[PASSAGE TO READ]
Notes on seeking wisdom and crafting software

Paper - Bigtable: A Distributed Storage System for Structured Data

We talked about Google File System in the last paper. GFS provides internet scale distributed file system APIs for batch oriented workloads. Bigtable builds on top of GFS to provide structured storage. What is the data model for a structured storage? What are the key design aspects? And how do they scale for Google use cases? This paper will help us answer some of these questions.

Chang, Fay, Jeffrey Dean, Sanjay Ghemawat, Wilson C. Hsieh, Deborah A. Wallach, Mike Burrows, Tushar Chandra, Andrew Fikes, and Robert E. Gruber. “Bigtable: A Distributed Storage System for Structured Data.” ACM Transactions on Computer Systems 26, no. 2 (June 1, 2008): 1–26.

Motivation

Raw data files are coarse by design. Storing smaller data items e.g. a key-value pair is a pain since the client must fetch the coarse file, organize it such that random point and range access are effective etc.. Inevitably a higher level abstraction is necessary to support structured access patterns.

  • Structured storage at massive scale
  • Simple data model where clients can dynamically control data layout and format. Non relational
  • Support both low latency online applications and batch oriented workloads

Structure of the paper makes reading a pleasure: data model, API and then implementation design. Finally tuning and performance evaluation.

[Excerpts from a layout annotation set]
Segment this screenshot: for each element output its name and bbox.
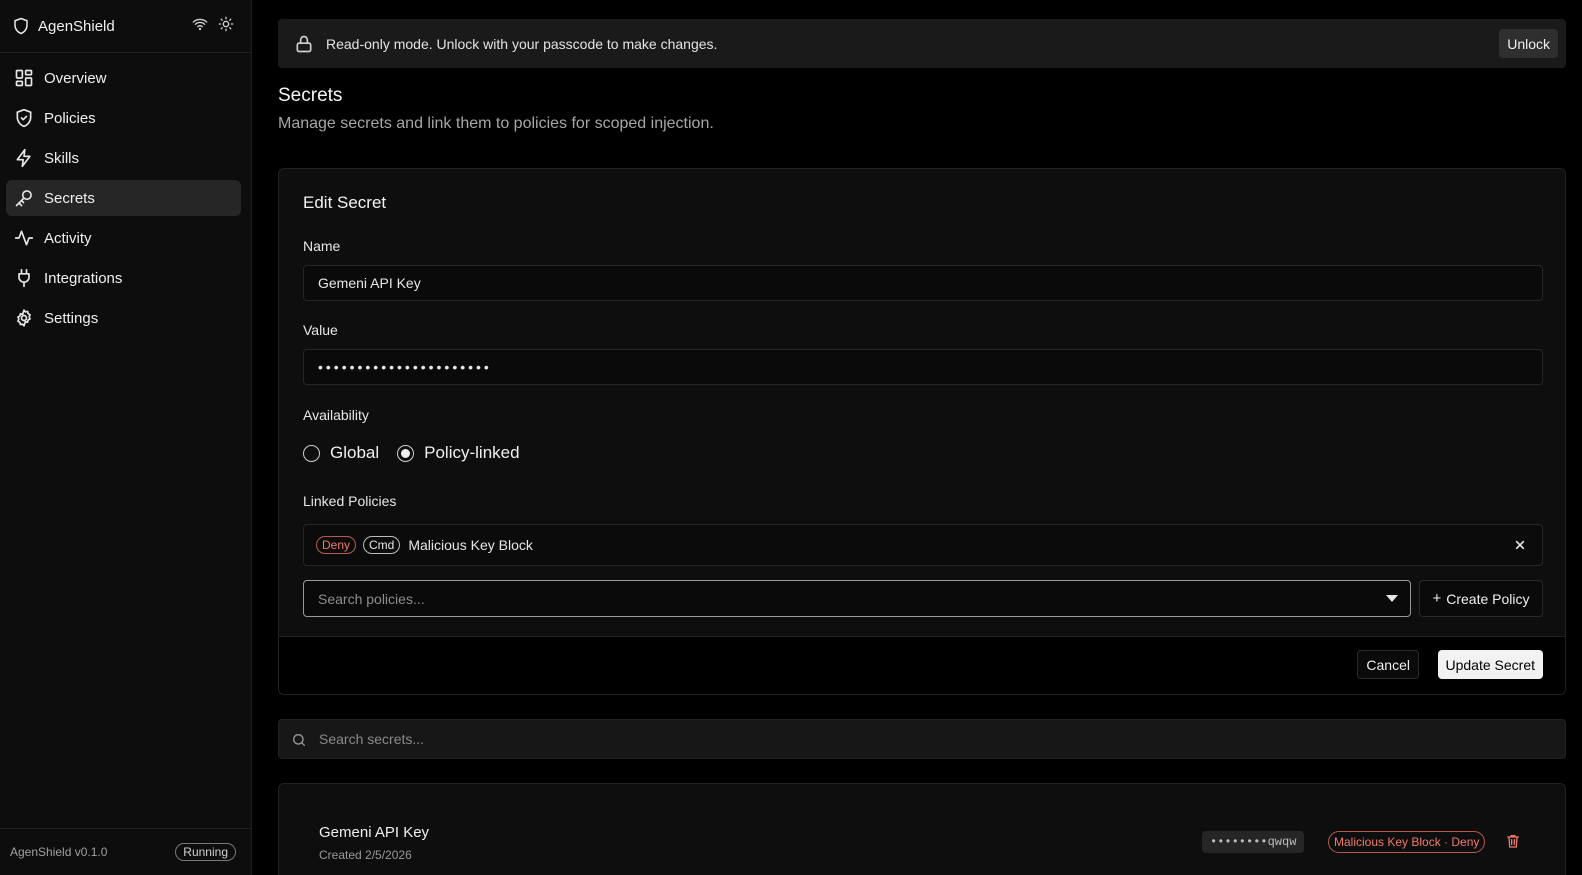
card-title: Edit Secret	[303, 193, 387, 212]
trash-icon[interactable]	[1505, 833, 1521, 849]
radio-global[interactable]: Global	[303, 443, 379, 463]
deny-badge: Deny	[316, 536, 357, 554]
cancel-button[interactable]: Cancel	[1357, 650, 1419, 679]
sidebar-footer: AgenShield v0.1.0 Running	[0, 828, 252, 875]
availability-label: Availability	[303, 407, 369, 423]
radio-label: Policy-linked	[424, 443, 520, 462]
secret-policy-badge: Malicious Key Block · Deny	[1328, 831, 1486, 853]
sidebar-item-overview[interactable]: Overview	[6, 60, 241, 96]
sidebar-item-label: Overview	[44, 69, 107, 87]
key-icon	[14, 188, 34, 208]
linked-policy-item: Deny Cmd Malicious Key Block	[303, 524, 1543, 566]
page-subtitle: Manage secrets and link them to policies…	[278, 115, 714, 132]
secret-masked-value: ••••••••qwqw	[1202, 831, 1305, 853]
radio-label: Global	[330, 443, 380, 462]
shield-check-icon	[14, 108, 34, 128]
policy-search-select	[303, 580, 1411, 617]
secret-list-item[interactable]: Gemeni API Key Created 2/5/2026 ••••••••…	[278, 783, 1566, 875]
sidebar-item-skills[interactable]: Skills	[6, 140, 241, 176]
readonly-banner: Read-only mode. Unlock with your passcod…	[278, 19, 1566, 68]
brand-header: AgenShield	[0, 0, 252, 53]
sidebar-item-label: Secrets	[44, 189, 95, 207]
banner-message: Read-only mode. Unlock with your passcod…	[326, 35, 718, 52]
cmd-badge: Cmd	[363, 536, 401, 554]
name-label: Name	[303, 238, 341, 254]
search-icon	[291, 732, 307, 748]
sidebar-item-integrations[interactable]: Integrations	[6, 260, 241, 296]
radio-selected-dot	[401, 448, 411, 458]
lightning-icon	[14, 148, 34, 168]
policy-search-input[interactable]	[304, 581, 1410, 616]
card-footer: Cancel Update Secret	[279, 636, 1565, 694]
create-policy-label: Create Policy	[1446, 590, 1530, 607]
radio-policy-linked[interactable]: Policy-linked	[397, 443, 520, 463]
secret-created-date: Created 2/5/2026	[319, 848, 412, 862]
sun-icon[interactable]	[218, 16, 234, 32]
activity-icon	[14, 228, 34, 248]
sidebar-item-settings[interactable]: Settings	[6, 300, 241, 336]
caret-down-icon[interactable]	[1386, 595, 1398, 603]
secrets-search-input[interactable]	[319, 720, 1549, 758]
radio-circle	[303, 444, 320, 462]
secret-name: Gemeni API Key	[319, 824, 430, 841]
sidebar-item-label: Activity	[44, 229, 92, 247]
sidebar-item-label: Skills	[44, 149, 80, 167]
plus-icon: +	[1432, 590, 1442, 607]
sidebar-item-secrets[interactable]: Secrets	[6, 180, 241, 216]
unlock-button[interactable]: Unlock	[1499, 29, 1558, 58]
linked-policies-label: Linked Policies	[303, 493, 397, 509]
sidebar-item-label: Integrations	[44, 269, 123, 287]
create-policy-button[interactable]: + Create Policy	[1419, 580, 1543, 617]
radio-circle	[397, 444, 415, 462]
value-label: Value	[303, 322, 338, 338]
wifi-icon[interactable]	[192, 16, 208, 32]
plug-icon	[14, 268, 34, 288]
availability-radio-group: Global Policy-linked	[303, 443, 538, 463]
gear-icon	[14, 308, 34, 328]
value-field[interactable]: ••••••••••••••••••••••	[303, 349, 1543, 385]
linked-policy-name: Malicious Key Block	[408, 537, 533, 553]
lock-icon	[294, 34, 314, 54]
update-secret-button[interactable]: Update Secret	[1437, 650, 1543, 679]
page-title: Secrets	[278, 85, 343, 106]
close-icon[interactable]	[1512, 537, 1528, 553]
sidebar-nav: Overview Policies Skills Secrets Activit…	[6, 60, 241, 340]
secrets-search	[278, 719, 1566, 759]
sidebar-item-label: Policies	[44, 109, 96, 127]
app-version: AgenShield v0.1.0	[10, 845, 108, 859]
edit-secret-card: Edit Secret Name Gemeni API Key Value ••…	[278, 168, 1566, 695]
sidebar: AgenShield Overview Policies Skills Secr…	[0, 0, 252, 875]
sidebar-item-label: Settings	[44, 309, 99, 327]
sidebar-item-activity[interactable]: Activity	[6, 220, 241, 256]
name-field[interactable]: Gemeni API Key	[303, 265, 1543, 301]
app-name: AgenShield	[38, 17, 115, 35]
sidebar-item-policies[interactable]: Policies	[6, 100, 241, 136]
grid-icon	[14, 68, 34, 88]
shield-logo-icon	[12, 17, 30, 35]
status-badge: Running	[175, 843, 236, 861]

[JOB A] Please format the part of the records that opens with the line containing "193, 387, 212]" and closes with the line containing "443, 520, 462]" as a numbered list, keeping both of those lines and leaving out any blank ones.
[JOB B] Resume the notes on the Bigtable paper from the point where they stop.

[RESPONSE A]
1. card-title: Edit Secret	[303, 193, 387, 212]
2. trash-icon[interactable]	[1505, 833, 1521, 849]
3. radio-global[interactable]: Global	[303, 443, 379, 463]
4. deny-badge: Deny	[316, 536, 357, 554]
5. cancel-button[interactable]: Cancel	[1357, 650, 1419, 679]
6. sidebar-footer: AgenShield v0.1.0 Running	[0, 828, 252, 875]
7. availability-label: Availability	[303, 407, 369, 423]
8. radio-label: Policy-linked	[424, 443, 520, 462]

[RESPONSE B]
Data model

  • Motivating example: Webtable
    • Use url as row key, various metadata in separate columns
    • contents is a column-family with url content stored with timestamp.
    • anchor column-family contains referring urls along with timestamp.
  • Schema
    • String row and column names. Data is schemaless array of bytes, clients choose the format
    • Client can control data locality, and storage media (memory or disk)
    • Index = row key, column key and timestamp
  • Storage
    • Sparse, distributed, persisted, multidimensional, sorted map
    • Rows
      • Atomic read/write for any columns under a row key. Why? Easy for clients to reason about behavior (compare: GFS client behavior)
      • Data sorted lexicographically by row key
      • Dynamic partition of rows into tablets. Client can choose locality by choosing appropriate row key (compare: GFS static partitions). E.g. Webtable uses reverse domain as key (in.codito.www/index.html) for effective analysis of a domain
    • Column families
      • Collection of column keys, smaller column families (100s), large number of column keys (unbounded)
      • Are part of schema definition, rarely change, unit of access control: read, write, create derived column families
      • Compressed as a whole
      • Column key are named like family:qualifier. E.g. anchor is a column-family with one column key for each referrer anchor:com.google, anchor:com.cnn etc.
      • Client settings for data cleanup: a) keep last n versions, b) keep data for last n days
    • Timestamps
      • 64bit int with microsecond granularity
      • Data is stored with recent timestamp first
    • A cell is represented by <row, column-family:qualifier, timestamp>

API

  • Management
    • Create, Delete tables, column-family
    • Update metadata like access control, cluster etc.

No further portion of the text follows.